* start TASK MATERIAL *

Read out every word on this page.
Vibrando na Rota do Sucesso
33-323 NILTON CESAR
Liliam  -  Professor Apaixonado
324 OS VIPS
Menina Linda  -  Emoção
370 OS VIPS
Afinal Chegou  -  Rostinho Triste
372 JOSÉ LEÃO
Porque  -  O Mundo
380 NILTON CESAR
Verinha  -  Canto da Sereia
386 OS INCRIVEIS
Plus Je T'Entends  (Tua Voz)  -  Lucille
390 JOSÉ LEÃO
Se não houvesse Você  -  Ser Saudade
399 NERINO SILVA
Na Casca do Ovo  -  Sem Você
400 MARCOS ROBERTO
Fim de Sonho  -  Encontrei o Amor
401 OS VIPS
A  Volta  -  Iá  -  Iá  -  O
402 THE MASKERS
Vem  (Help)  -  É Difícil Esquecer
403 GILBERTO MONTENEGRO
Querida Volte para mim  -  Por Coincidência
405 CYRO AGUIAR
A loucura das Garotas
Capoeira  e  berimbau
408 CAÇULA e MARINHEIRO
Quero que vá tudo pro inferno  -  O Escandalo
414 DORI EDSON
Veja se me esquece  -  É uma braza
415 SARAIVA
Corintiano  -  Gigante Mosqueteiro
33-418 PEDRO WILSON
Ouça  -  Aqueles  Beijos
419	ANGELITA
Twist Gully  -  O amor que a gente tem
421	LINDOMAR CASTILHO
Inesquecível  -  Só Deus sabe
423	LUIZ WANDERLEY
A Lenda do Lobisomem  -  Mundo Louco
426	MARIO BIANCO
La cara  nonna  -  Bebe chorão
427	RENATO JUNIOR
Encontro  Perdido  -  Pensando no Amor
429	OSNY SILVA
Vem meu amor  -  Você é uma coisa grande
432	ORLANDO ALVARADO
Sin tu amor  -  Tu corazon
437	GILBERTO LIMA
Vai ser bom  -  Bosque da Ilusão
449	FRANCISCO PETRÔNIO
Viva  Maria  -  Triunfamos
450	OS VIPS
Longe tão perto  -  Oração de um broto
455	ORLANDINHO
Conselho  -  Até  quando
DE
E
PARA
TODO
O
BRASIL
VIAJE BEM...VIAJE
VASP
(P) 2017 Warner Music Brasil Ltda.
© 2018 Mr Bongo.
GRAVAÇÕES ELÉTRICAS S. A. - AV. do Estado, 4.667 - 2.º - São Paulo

* end TASK MATERIAL *

▶ EXERCISE AIM
Print out every entry, keeping each one exact.

▶ SOLUTION BELOW
Read out every word on this page.
Vibrando na Rota do Sucesso
33-323 NILTON CESAR
Liliam  -  Professor Apaixonado
324 OS VIPS
Menina Linda  -  Emoção
370 OS VIPS
Afinal Chegou  -  Rostinho Triste
372 JOSÉ LEÃO
Porque  -  O Mundo
380 NILTON CESAR
Verinha  -  Canto da Sereia
386 OS INCRIVEIS
Plus Je T'Entends  (Tua Voz)  -  Lucille
390 JOSÉ LEÃO
Se não houvesse Você  -  Ser Saudade
399 NERINO SILVA
Na Casca do Ovo  -  Sem Você
400 MARCOS ROBERTO
Fim de Sonho  -  Encontrei o Amor
401 OS VIPS
A  Volta  -  Iá  -  Iá  -  O
402 THE MASKERS
Vem  (Help)  -  É Difícil Esquecer
403 GILBERTO MONTENEGRO
Querida Volte para mim  -  Por Coincidência
405 CYRO AGUIAR
A loucura das Garotas
Capoeira  e  berimbau
408 CAÇULA e MARINHEIRO
Quero que vá tudo pro inferno  -  O Escandalo
414 DORI EDSON
Veja se me esquece  -  É uma braza
415 SARAIVA
Corintiano  -  Gigante Mosqueteiro
33-418 PEDRO WILSON
Ouça  -  Aqueles  Beijos
419	ANGELITA
Twist Gully  -  O amor que a gente tem
421	LINDOMAR CASTILHO
Inesquecível  -  Só Deus sabe
423	LUIZ WANDERLEY
A Lenda do Lobisomem  -  Mundo Louco
426	MARIO BIANCO
La cara  nonna  -  Bebe chorão
427	RENATO JUNIOR
Encontro  Perdido  -  Pensando no Amor
429	OSNY SILVA
Vem meu amor  -  Você é uma coisa grande
432	ORLANDO ALVARADO
Sin tu amor  -  Tu corazon
437	GILBERTO LIMA
Vai ser bom  -  Bosque da Ilusão
449	FRANCISCO PETRÔNIO
Viva  Maria  -  Triunfamos
450	OS VIPS
Longe tão perto  -  Oração de um broto
455	ORLANDINHO
Conselho  -  Até  quando
DE
E
PARA
TODO
O
BRASIL
VIAJE BEM...VIAJE
VASP
(P) 2017 Warner Music Brasil Ltda.
© 2018 Mr Bongo.
GRAVAÇÕES ELÉTRICAS S. A. - AV. do Estado, 4.667 - 2.º - São Paulo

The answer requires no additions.